## Material for the task
#####
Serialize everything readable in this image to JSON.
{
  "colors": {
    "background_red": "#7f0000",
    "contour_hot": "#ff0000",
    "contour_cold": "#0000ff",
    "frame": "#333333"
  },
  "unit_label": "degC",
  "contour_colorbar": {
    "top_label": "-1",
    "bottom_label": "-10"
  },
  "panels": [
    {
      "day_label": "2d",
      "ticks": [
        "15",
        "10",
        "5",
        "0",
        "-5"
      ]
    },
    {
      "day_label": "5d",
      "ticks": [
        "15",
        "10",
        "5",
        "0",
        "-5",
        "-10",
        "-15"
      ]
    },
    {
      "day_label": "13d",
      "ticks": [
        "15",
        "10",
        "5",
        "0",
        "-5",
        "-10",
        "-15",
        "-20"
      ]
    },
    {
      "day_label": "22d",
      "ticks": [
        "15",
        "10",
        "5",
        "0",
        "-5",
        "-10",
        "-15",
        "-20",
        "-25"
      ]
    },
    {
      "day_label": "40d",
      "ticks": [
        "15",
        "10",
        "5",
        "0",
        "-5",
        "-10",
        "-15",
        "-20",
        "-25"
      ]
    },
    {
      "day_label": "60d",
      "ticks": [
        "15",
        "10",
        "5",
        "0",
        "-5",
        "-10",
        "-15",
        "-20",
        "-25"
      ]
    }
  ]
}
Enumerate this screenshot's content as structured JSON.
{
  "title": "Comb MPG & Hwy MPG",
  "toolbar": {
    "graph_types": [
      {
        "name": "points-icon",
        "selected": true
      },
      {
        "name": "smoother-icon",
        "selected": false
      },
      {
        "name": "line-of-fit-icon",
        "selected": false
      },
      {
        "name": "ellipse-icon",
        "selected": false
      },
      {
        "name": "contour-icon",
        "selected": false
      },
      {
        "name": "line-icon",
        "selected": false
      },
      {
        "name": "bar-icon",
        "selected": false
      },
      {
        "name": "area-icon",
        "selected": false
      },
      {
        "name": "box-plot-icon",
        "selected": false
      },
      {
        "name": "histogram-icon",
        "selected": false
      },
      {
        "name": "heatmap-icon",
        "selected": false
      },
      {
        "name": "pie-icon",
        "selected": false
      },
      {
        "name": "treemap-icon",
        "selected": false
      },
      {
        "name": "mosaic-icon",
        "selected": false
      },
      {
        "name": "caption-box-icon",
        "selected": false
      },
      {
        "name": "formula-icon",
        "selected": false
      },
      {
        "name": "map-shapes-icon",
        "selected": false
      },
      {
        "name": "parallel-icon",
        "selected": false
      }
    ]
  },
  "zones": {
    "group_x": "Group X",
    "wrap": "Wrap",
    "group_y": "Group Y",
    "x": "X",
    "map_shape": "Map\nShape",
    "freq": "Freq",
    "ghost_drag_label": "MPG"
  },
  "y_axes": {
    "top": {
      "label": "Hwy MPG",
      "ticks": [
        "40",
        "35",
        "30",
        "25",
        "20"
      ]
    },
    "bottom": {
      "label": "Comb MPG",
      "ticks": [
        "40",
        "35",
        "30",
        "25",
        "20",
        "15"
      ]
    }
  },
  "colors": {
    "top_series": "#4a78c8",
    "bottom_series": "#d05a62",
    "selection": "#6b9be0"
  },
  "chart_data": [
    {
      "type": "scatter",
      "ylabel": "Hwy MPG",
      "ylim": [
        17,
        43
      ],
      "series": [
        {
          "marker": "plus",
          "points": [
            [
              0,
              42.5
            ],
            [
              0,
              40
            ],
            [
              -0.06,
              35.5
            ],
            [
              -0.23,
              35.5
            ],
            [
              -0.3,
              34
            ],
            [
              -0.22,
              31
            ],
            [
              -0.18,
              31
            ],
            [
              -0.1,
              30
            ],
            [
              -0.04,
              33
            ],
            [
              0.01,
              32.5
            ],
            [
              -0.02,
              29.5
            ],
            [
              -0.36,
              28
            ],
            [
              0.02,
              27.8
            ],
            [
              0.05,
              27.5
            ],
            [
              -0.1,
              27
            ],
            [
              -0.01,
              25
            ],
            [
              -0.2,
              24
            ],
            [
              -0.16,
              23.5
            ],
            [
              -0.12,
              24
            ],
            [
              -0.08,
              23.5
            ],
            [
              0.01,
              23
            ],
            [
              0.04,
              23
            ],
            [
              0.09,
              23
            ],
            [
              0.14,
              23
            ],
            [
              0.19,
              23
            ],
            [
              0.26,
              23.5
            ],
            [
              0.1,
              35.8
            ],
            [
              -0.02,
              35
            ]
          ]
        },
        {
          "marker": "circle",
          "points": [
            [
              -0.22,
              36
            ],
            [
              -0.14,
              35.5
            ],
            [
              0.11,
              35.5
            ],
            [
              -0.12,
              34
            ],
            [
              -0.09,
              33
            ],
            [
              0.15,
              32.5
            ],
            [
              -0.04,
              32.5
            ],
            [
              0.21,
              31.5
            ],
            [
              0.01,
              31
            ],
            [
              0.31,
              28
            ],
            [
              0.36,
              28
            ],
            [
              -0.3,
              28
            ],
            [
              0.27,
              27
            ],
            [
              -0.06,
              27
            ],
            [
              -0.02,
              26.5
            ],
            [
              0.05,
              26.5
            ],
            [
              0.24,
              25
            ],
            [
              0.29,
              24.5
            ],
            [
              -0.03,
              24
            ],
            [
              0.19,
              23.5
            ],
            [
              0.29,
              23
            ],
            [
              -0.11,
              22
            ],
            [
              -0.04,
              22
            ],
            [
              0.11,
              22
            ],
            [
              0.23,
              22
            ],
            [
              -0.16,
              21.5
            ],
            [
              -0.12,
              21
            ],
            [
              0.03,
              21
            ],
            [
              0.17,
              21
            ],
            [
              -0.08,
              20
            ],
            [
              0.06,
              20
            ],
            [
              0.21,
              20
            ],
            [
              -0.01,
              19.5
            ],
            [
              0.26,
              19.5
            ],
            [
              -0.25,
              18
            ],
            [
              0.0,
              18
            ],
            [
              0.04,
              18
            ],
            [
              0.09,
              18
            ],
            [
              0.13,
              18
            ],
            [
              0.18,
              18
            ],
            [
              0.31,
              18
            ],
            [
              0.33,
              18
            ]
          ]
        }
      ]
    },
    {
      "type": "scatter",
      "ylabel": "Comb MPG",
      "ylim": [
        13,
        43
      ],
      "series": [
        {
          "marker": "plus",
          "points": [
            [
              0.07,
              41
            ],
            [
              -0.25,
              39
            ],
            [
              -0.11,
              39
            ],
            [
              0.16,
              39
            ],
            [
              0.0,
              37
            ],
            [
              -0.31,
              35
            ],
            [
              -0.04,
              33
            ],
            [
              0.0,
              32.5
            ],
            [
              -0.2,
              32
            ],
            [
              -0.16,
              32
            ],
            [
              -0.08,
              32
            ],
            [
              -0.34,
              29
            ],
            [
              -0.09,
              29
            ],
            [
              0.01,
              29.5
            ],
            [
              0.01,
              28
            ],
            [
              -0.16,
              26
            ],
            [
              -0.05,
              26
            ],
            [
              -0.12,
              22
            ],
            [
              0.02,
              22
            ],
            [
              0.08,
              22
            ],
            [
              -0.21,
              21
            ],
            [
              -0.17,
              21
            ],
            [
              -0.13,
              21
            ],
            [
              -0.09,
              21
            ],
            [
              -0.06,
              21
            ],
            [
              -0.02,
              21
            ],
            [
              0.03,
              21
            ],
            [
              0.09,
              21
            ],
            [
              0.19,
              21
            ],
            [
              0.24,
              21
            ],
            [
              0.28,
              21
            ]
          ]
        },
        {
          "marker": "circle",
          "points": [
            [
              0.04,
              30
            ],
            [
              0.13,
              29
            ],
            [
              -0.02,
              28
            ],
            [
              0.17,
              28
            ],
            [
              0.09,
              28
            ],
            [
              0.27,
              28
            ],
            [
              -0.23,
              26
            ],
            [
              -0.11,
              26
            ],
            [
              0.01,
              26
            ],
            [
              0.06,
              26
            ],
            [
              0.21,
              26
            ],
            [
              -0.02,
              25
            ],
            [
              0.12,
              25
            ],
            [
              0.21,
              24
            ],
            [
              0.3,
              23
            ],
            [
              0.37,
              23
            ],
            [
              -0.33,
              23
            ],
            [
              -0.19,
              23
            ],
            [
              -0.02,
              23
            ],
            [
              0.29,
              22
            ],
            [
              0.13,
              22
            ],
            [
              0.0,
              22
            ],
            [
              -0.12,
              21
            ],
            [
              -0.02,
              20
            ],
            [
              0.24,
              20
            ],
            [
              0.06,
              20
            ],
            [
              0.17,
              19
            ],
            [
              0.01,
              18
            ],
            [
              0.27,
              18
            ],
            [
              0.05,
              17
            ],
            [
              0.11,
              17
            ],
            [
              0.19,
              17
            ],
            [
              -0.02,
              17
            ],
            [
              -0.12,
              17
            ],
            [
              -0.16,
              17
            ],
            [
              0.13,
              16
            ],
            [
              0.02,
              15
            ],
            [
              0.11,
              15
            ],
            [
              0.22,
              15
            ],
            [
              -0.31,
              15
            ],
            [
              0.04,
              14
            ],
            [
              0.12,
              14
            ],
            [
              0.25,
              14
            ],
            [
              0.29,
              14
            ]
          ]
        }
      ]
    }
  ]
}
#####
## Written task
Check each line above for the word "JSON" and give the number of lines that have it, nothing else.

## The response
2